--- Extrait de page ---
- - -
Contrat d’engagement républicain : « Une simple case à cocher »

Trois ans après la promulgation de la loi « confortant le respect des principes de la République », Dominique Vérien et Jacqueline Eustache-Brinio, qui furent à l’époque rapporteures du projet de loi, estiment son bilan « loin d’être concluant » que ce soit sur les moyens d’assurer le respect effectif des principes de la République ou la réforme du régime des cultes.

Depuis la nouvelle législation, le versement des subventions publiques aux associations est conditionné à la signature d’un « contrat d’engagement républicain » (CER). En cas de violation de cet engagement, les sommes allouées peuvent être retirées. « Cet engagement républicain consiste à cocher une case perdue au milieu des dix pages d’un formulaire Cerfa », déplore Jacqueline Eustache-Brinio estimant qu’il s’agit plus d’une formalité administrative que d’un simple engagement. La mission recommande de « faire du contrat d’engagement républicain un document indépendant de la demande de subvention, afin de mieux traduire l’engagement consenti par l’association ».

« Les associations militantes, altermondialistes ont l’impression que le gouvernement s’est servi de ce texte pour les attaquer »

Plus préoccupant pour les sénatrices, cette mesure phare du texte est passée à côté de sa cible et aurait conduit à la défiance du monde associatif. Sur le 1,5 million d’associations en activité en France, 61 % bénéficient de subventions et la commission n’a recensé entre 2021 et 2024 que quatre cas de retraits de subventions en raison d’une violation du « contrat d’engagement républicain ». De même, le nouveau régime de dissolutions administratives au motif de provocation à des manifestations armées ou à des agissements violents à l’encontre des personnes ou des biens, n’a concerné que 6 d’associations ou groupements « qui n’étaient pas ceux initialement envisagés par le législateur, en particulier dans le cas des Soulèvements de la Terre », relève le rapport. Le Conseil d’Etat a annulé depuis la dissolution du mouvement écologiste, estimant que la mesure n’était pas « adaptée et proportionnée ». « Les associations militantes, altermondialistes ont l’impression que le gouvernement s’est servi de ce texte pour les attaquer, plutôt que les associations séparatistes », relève Dominique Vérien.

« Cette loi ne fait peur à personne. Surtout pas aux islamistes », tranche Jacqueline Eustache-Brinio. Le rapport note que les associations séparatistes ont, elles, adopté une stratégie du « profil bas », consistant à ne plus demander de subventions.

Associations cultuelles : « Les préfectures n’étaient pas prêtes »
- - -
--- Consigne donnée ---
Recopiez le passage de l'extrait sur le contrat d'engagement républicain compris entre « Trois ans après » et « régime des cultes. », bornes incluses, en remplaçant « bilan » par « résultat ». Les enregistrements qui suivent viennent d'une autre source.

[Enregistrements des contours d'éléments]
- - -
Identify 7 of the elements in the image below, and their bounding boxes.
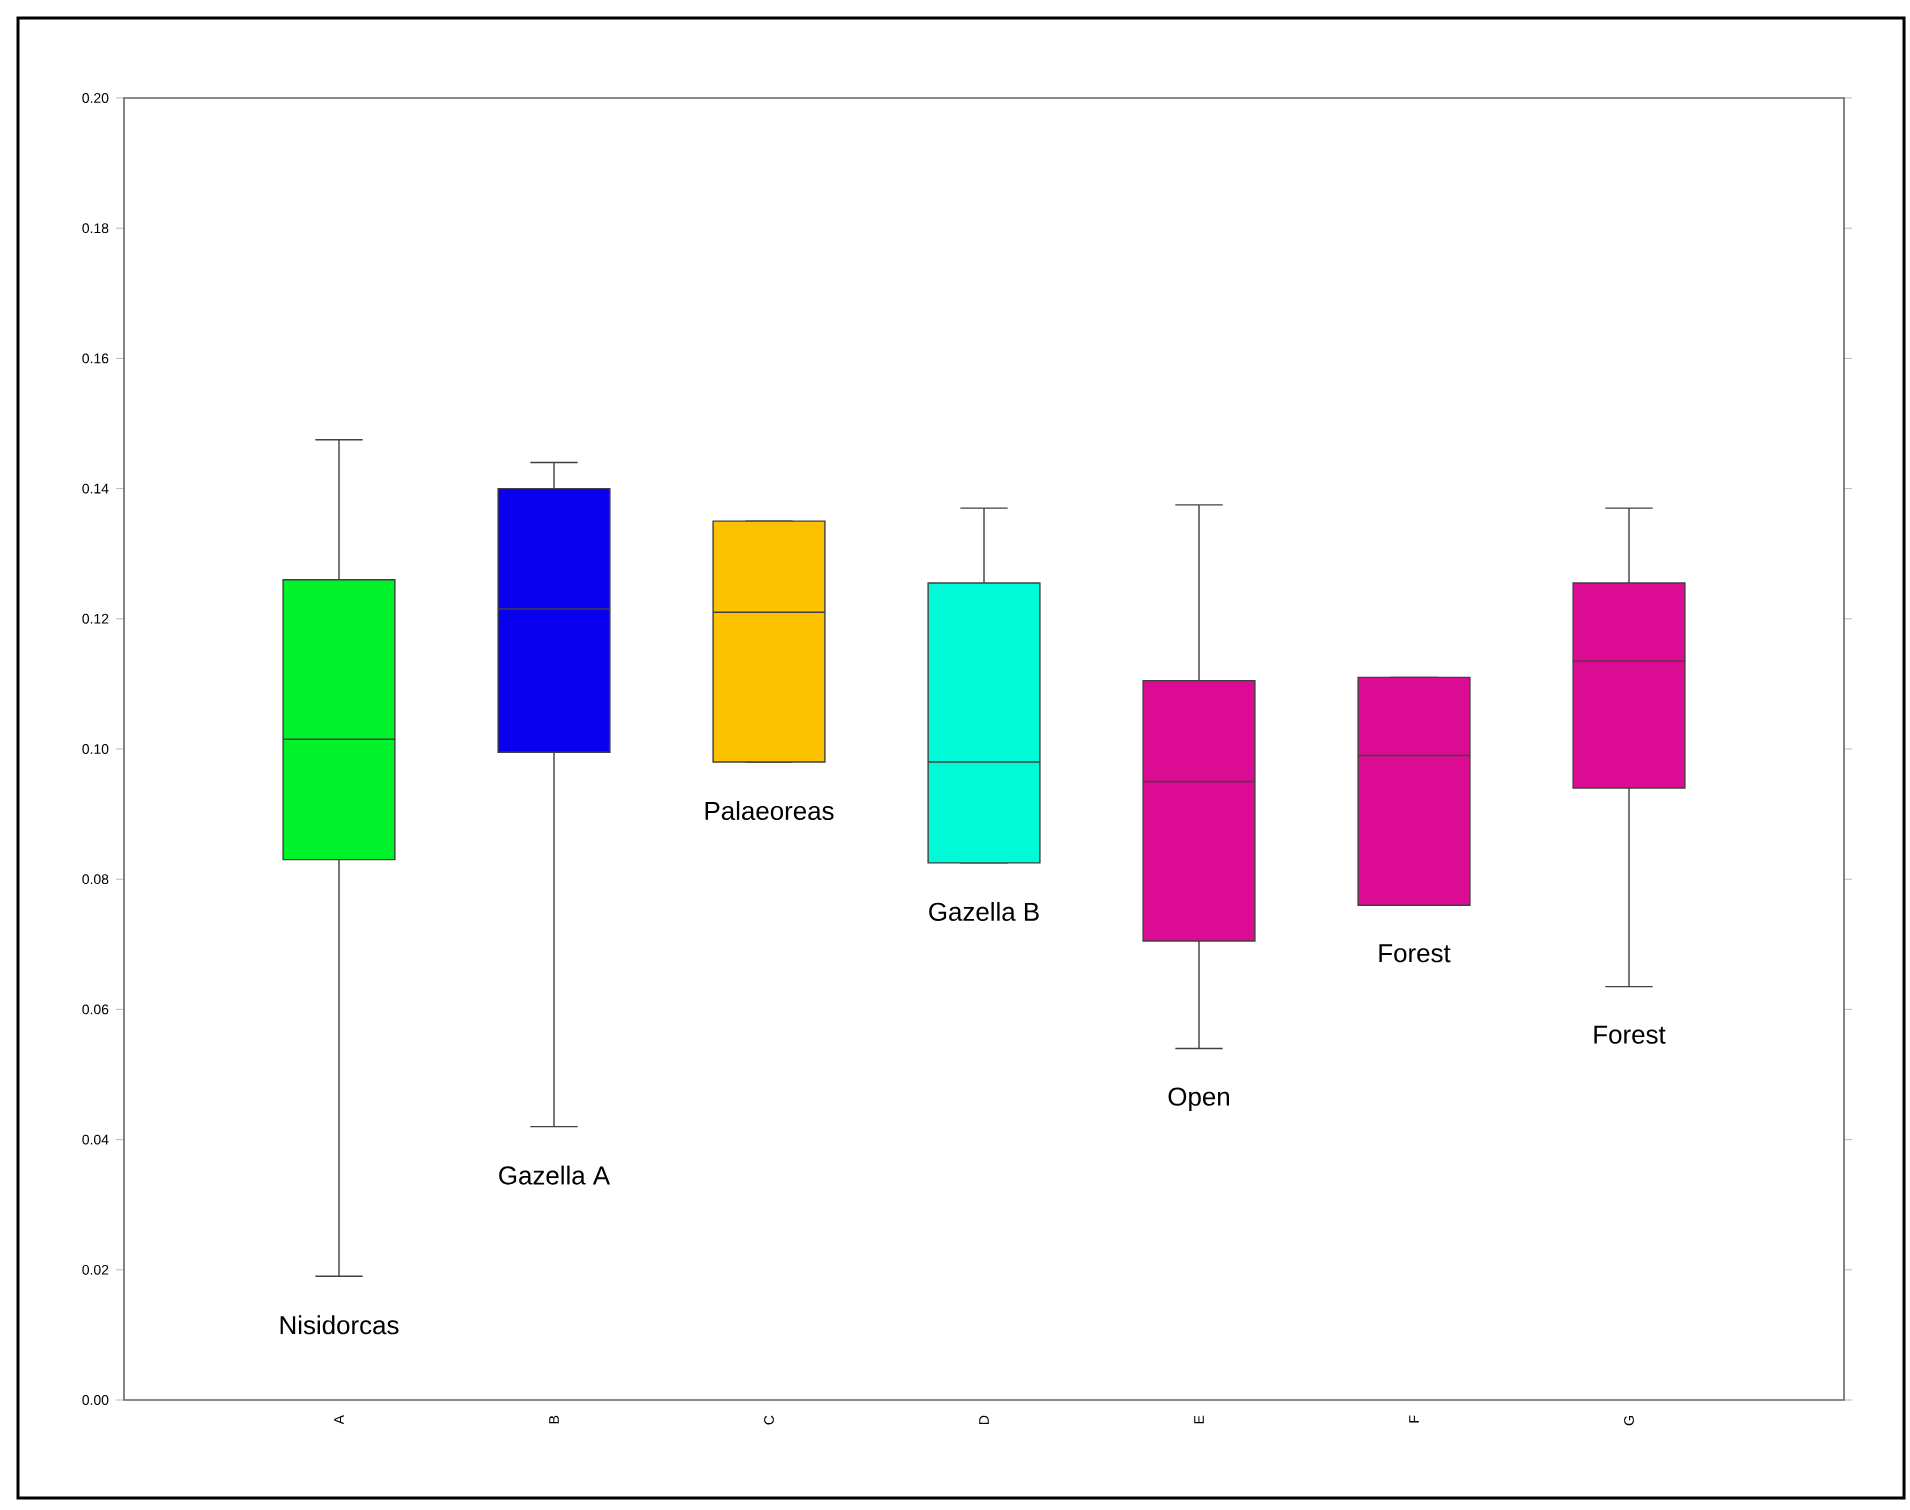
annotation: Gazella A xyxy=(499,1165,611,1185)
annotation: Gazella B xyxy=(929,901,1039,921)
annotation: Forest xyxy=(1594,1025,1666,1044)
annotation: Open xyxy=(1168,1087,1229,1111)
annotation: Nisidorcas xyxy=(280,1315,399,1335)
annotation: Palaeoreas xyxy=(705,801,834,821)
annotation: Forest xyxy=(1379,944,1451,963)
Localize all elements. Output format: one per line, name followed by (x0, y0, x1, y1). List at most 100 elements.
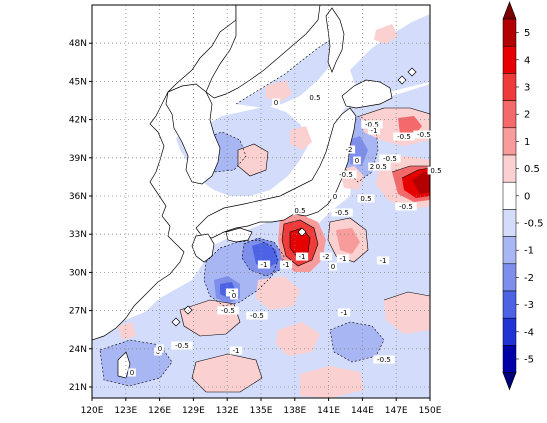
- - -
--- Réponse rédigée ---
Trois ans après la promulgation de la loi « confortant le respect des principes de la République », Dominique Vérien et Jacqueline Eustache-Brinio, qui furent à l’époque rapporteures du projet de loi, estiment son résultat « loin d’être concluant » que ce soit sur les moyens d’assurer le respect effectif des principes de la République ou la réforme du régime des cultes.